- [Do this]:
Tell how many lines carry the word "color"; the reply is the number and nothing else.

- [Records about charts and figures]:

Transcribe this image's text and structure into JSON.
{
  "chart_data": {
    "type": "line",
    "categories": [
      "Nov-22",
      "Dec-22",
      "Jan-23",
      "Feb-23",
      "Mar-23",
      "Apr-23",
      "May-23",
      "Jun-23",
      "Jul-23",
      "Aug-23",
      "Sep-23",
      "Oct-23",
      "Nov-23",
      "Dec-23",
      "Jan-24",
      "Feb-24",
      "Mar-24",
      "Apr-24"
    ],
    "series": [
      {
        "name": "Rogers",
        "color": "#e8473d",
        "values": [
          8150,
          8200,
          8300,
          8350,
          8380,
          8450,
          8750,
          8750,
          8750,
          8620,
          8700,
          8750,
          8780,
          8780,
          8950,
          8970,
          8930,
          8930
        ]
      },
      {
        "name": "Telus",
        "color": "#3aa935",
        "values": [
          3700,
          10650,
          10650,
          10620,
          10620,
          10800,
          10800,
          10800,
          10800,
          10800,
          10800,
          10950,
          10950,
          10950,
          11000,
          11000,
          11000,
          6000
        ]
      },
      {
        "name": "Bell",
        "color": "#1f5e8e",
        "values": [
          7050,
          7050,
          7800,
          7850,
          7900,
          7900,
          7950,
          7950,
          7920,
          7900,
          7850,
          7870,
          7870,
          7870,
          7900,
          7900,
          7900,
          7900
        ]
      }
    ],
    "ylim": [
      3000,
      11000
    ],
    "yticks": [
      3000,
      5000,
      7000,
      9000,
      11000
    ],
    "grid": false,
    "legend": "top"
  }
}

- [Response to this task]:
3